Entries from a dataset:
┌──

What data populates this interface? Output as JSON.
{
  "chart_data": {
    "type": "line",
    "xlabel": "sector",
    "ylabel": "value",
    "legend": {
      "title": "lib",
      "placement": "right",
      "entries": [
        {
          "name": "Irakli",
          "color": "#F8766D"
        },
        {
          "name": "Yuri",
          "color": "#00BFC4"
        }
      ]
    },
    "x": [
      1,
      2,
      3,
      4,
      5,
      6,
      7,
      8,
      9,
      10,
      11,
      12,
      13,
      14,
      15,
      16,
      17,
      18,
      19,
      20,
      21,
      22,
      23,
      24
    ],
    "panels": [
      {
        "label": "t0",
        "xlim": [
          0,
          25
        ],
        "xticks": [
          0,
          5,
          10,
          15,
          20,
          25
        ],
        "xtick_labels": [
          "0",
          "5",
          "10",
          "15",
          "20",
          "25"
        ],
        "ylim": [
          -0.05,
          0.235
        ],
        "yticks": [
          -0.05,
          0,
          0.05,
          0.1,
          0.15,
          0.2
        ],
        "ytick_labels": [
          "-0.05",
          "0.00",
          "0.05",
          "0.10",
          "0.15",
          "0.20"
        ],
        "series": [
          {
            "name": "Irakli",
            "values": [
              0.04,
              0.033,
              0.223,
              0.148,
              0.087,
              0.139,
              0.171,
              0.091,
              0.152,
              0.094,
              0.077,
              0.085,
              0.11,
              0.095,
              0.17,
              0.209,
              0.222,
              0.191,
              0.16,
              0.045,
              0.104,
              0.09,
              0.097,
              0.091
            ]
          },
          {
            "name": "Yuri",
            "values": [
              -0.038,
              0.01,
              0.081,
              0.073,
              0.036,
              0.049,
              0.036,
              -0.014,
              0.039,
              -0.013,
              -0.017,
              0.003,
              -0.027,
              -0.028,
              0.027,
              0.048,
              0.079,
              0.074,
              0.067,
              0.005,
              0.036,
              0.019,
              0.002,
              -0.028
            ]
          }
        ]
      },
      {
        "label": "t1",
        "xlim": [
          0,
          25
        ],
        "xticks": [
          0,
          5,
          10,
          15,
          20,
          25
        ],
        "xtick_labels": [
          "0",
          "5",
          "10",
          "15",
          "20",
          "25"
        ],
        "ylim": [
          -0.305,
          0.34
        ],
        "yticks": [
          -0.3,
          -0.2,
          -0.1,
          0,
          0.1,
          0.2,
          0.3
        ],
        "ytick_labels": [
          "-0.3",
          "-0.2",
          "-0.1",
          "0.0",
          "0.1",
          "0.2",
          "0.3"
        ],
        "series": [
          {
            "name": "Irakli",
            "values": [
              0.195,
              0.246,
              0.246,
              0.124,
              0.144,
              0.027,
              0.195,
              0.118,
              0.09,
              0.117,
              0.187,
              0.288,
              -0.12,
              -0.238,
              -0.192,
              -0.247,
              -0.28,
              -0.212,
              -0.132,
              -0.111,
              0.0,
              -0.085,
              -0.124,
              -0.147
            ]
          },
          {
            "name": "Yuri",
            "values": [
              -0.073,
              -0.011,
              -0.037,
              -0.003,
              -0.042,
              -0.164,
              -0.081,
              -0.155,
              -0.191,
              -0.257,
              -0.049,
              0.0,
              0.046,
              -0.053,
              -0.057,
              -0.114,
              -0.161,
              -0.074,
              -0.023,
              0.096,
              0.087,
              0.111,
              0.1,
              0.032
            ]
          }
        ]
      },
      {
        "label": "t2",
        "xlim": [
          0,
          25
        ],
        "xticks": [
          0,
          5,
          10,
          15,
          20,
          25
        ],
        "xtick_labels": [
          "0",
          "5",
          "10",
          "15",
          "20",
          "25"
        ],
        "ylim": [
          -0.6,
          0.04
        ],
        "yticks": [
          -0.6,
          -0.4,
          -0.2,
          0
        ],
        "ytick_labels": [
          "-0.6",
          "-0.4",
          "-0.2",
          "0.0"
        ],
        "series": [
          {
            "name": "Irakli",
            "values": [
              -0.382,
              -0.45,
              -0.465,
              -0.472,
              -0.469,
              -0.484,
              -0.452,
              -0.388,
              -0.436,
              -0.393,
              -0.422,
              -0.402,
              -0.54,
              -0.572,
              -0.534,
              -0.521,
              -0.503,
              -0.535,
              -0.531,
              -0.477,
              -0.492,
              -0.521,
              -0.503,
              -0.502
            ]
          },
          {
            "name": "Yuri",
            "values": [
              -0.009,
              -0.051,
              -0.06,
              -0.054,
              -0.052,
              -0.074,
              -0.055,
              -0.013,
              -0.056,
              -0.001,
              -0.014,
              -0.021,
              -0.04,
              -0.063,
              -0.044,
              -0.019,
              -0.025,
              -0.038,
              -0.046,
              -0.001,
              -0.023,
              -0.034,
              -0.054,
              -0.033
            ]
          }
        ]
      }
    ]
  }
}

└──

#### GOAL
Copy all the records above precisely.

#### ANSWER FOR THIS EXERCISE
What data populates this interface? Output as JSON.
{
  "chart_data": {
    "type": "line",
    "xlabel": "sector",
    "ylabel": "value",
    "legend": {
      "title": "lib",
      "placement": "right",
      "entries": [
        {
          "name": "Irakli",
          "color": "#F8766D"
        },
        {
          "name": "Yuri",
          "color": "#00BFC4"
        }
      ]
    },
    "x": [
      1,
      2,
      3,
      4,
      5,
      6,
      7,
      8,
      9,
      10,
      11,
      12,
      13,
      14,
      15,
      16,
      17,
      18,
      19,
      20,
      21,
      22,
      23,
      24
    ],
    "panels": [
      {
        "label": "t0",
        "xlim": [
          0,
          25
        ],
        "xticks": [
          0,
          5,
          10,
          15,
          20,
          25
        ],
        "xtick_labels": [
          "0",
          "5",
          "10",
          "15",
          "20",
          "25"
        ],
        "ylim": [
          -0.05,
          0.235
        ],
        "yticks": [
          -0.05,
          0,
          0.05,
          0.1,
          0.15,
          0.2
        ],
        "ytick_labels": [
          "-0.05",
          "0.00",
          "0.05",
          "0.10",
          "0.15",
          "0.20"
        ],
        "series": [
          {
            "name": "Irakli",
            "values": [
              0.04,
              0.033,
              0.223,
              0.148,
              0.087,
              0.139,
              0.171,
              0.091,
              0.152,
              0.094,
              0.077,
              0.085,
              0.11,
              0.095,
              0.17,
              0.209,
              0.222,
              0.191,
              0.16,
              0.045,
              0.104,
              0.09,
              0.097,
              0.091
            ]
          },
          {
            "name": "Yuri",
            "values": [
              -0.038,
              0.01,
              0.081,
              0.073,
              0.036,
              0.049,
              0.036,
              -0.014,
              0.039,
              -0.013,
              -0.017,
              0.003,
              -0.027,
              -0.028,
              0.027,
              0.048,
              0.079,
              0.074,
              0.067,
              0.005,
              0.036,
              0.019,
              0.002,
              -0.028
            ]
          }
        ]
      },
      {
        "label": "t1",
        "xlim": [
          0,
          25
        ],
        "xticks": [
          0,
          5,
          10,
          15,
          20,
          25
        ],
        "xtick_labels": [
          "0",
          "5",
          "10",
          "15",
          "20",
          "25"
        ],
        "ylim": [
          -0.305,
          0.34
        ],
        "yticks": [
          -0.3,
          -0.2,
          -0.1,
          0,
          0.1,
          0.2,
          0.3
        ],
        "ytick_labels": [
          "-0.3",
          "-0.2",
          "-0.1",
          "0.0",
          "0.1",
          "0.2",
          "0.3"
        ],
        "series": [
          {
            "name": "Irakli",
            "values": [
              0.195,
              0.246,
              0.246,
              0.124,
              0.144,
              0.027,
              0.195,
              0.118,
              0.09,
              0.117,
              0.187,
              0.288,
              -0.12,
              -0.238,
              -0.192,
              -0.247,
              -0.28,
              -0.212,
              -0.132,
              -0.111,
              0.0,
              -0.085,
              -0.124,
              -0.147
            ]
          },
          {
            "name": "Yuri",
            "values": [
              -0.073,
              -0.011,
              -0.037,
              -0.003,
              -0.042,
              -0.164,
              -0.081,
              -0.155,
              -0.191,
              -0.257,
              -0.049,
              0.0,
              0.046,
              -0.053,
              -0.057,
              -0.114,
              -0.161,
              -0.074,
              -0.023,
              0.096,
              0.087,
              0.111,
              0.1,
              0.032
            ]
          }
        ]
      },
      {
        "label": "t2",
        "xlim": [
          0,
          25
        ],
        "xticks": [
          0,
          5,
          10,
          15,
          20,
          25
        ],
        "xtick_labels": [
          "0",
          "5",
          "10",
          "15",
          "20",
          "25"
        ],
        "ylim": [
          -0.6,
          0.04
        ],
        "yticks": [
          -0.6,
          -0.4,
          -0.2,
          0
        ],
        "ytick_labels": [
          "-0.6",
          "-0.4",
          "-0.2",
          "0.0"
        ],
        "series": [
          {
            "name": "Irakli",
            "values": [
              -0.382,
              -0.45,
              -0.465,
              -0.472,
              -0.469,
              -0.484,
              -0.452,
              -0.388,
              -0.436,
              -0.393,
              -0.422,
              -0.402,
              -0.54,
              -0.572,
              -0.534,
              -0.521,
              -0.503,
              -0.535,
              -0.531,
              -0.477,
              -0.492,
              -0.521,
              -0.503,
              -0.502
            ]
          },
          {
            "name": "Yuri",
            "values": [
              -0.009,
              -0.051,
              -0.06,
              -0.054,
              -0.052,
              -0.074,
              -0.055,
              -0.013,
              -0.056,
              -0.001,
              -0.014,
              -0.021,
              -0.04,
              -0.063,
              -0.044,
              -0.019,
              -0.025,
              -0.038,
              -0.046,
              -0.001,
              -0.023,
              -0.034,
              -0.054,
              -0.033
            ]
          }
        ]
      }
    ]
  }
}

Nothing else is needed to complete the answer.